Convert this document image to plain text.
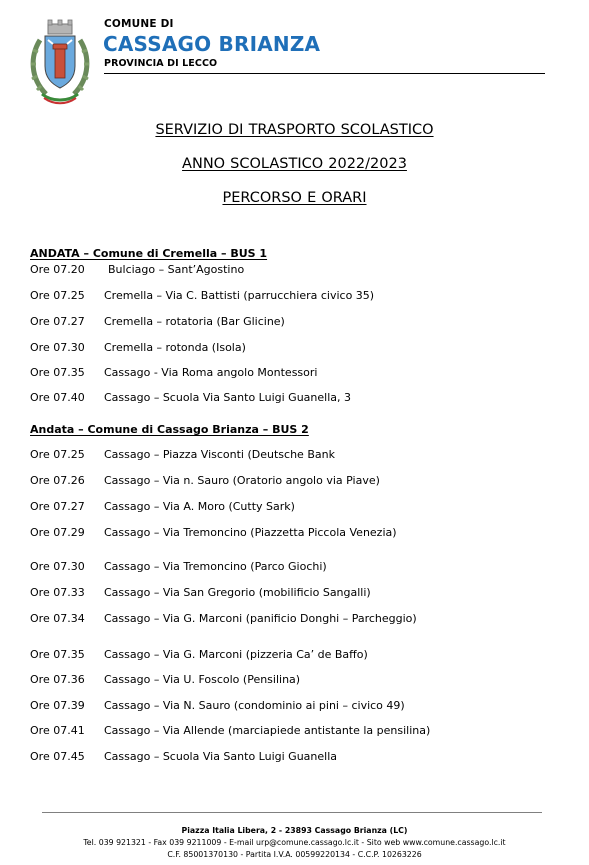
COMUNE DI
CASSAGO BRIANZA
PROVINCIA DI LECCO
SERVIZIO DI TRASPORTO SCOLASTICO
ANNO SCOLASTICO 2022/2023
PERCORSO E ORARI
ANDATA – Comune di Cremella – BUS 1
Ore 07.20 Bulciago – Sant’Agostino
Ore 07.25 Cremella – Via C. Battisti (parrucchiera civico 35)
Ore 07.27 Cremella – rotatoria (Bar Glicine)
Ore 07.30 Cremella – rotonda (Isola)
Ore 07.35 Cassago - Via Roma angolo Montessori
Ore 07.40 Cassago – Scuola Via Santo Luigi Guanella, 3
Andata – Comune di Cassago Brianza – BUS 2
Ore 07.25 Cassago – Piazza Visconti (Deutsche Bank
Ore 07.26 Cassago – Via n. Sauro (Oratorio angolo via Piave)
Ore 07.27 Cassago – Via A. Moro (Cutty Sark)
Ore 07.29 Cassago – Via Tremoncino (Piazzetta Piccola Venezia)
Ore 07.30 Cassago – Via Tremoncino (Parco Giochi)
Ore 07.33 Cassago – Via San Gregorio (mobilificio Sangalli)
Ore 07.34 Cassago – Via G. Marconi (panificio Donghi – Parcheggio)
Ore 07.35 Cassago – Via G. Marconi (pizzeria Ca’ de Baffo)
Ore 07.36 Cassago – Via U. Foscolo (Pensilina)
Ore 07.39 Cassago – Via N. Sauro (condominio ai pini – civico 49)
Ore 07.41 Cassago – Via Allende (marciapiede antistante la pensilina)
Ore 07.45 Cassago – Scuola Via Santo Luigi Guanella
Piazza Italia Libera, 2 - 23893 Cassago Brianza (LC)
Tel. 039 921321 - Fax 039 9211009 - E-mail urp@comune.cassago.lc.it - Sito web www.comune.cassago.lc.it
C.F. 85001370130 - Partita I.V.A. 00599220134 - C.C.P. 10263226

▸ Goal
Without including the pictures, return each record above exactly as it stands.

▸ Correct response
Convert this document image to plain text.
COMUNE DI
CASSAGO BRIANZA
PROVINCIA DI LECCO
SERVIZIO DI TRASPORTO SCOLASTICO
ANNO SCOLASTICO 2022/2023
PERCORSO E ORARI
ANDATA – Comune di Cremella – BUS 1
Ore 07.20 Bulciago – Sant’Agostino
Ore 07.25 Cremella – Via C. Battisti (parrucchiera civico 35)
Ore 07.27 Cremella – rotatoria (Bar Glicine)
Ore 07.30 Cremella – rotonda (Isola)
Ore 07.35 Cassago - Via Roma angolo Montessori
Ore 07.40 Cassago – Scuola Via Santo Luigi Guanella, 3
Andata – Comune di Cassago Brianza – BUS 2
Ore 07.25 Cassago – Piazza Visconti (Deutsche Bank
Ore 07.26 Cassago – Via n. Sauro (Oratorio angolo via Piave)
Ore 07.27 Cassago – Via A. Moro (Cutty Sark)
Ore 07.29 Cassago – Via Tremoncino (Piazzetta Piccola Venezia)
Ore 07.30 Cassago – Via Tremoncino (Parco Giochi)
Ore 07.33 Cassago – Via San Gregorio (mobilificio Sangalli)
Ore 07.34 Cassago – Via G. Marconi (panificio Donghi – Parcheggio)
Ore 07.35 Cassago – Via G. Marconi (pizzeria Ca’ de Baffo)
Ore 07.36 Cassago – Via U. Foscolo (Pensilina)
Ore 07.39 Cassago – Via N. Sauro (condominio ai pini – civico 49)
Ore 07.41 Cassago – Via Allende (marciapiede antistante la pensilina)
Ore 07.45 Cassago – Scuola Via Santo Luigi Guanella
Piazza Italia Libera, 2 - 23893 Cassago Brianza (LC)
Tel. 039 921321 - Fax 039 9211009 - E-mail urp@comune.cassago.lc.it - Sito web www.comune.cassago.lc.it
C.F. 85001370130 - Partita I.V.A. 00599220134 - C.C.P. 10263226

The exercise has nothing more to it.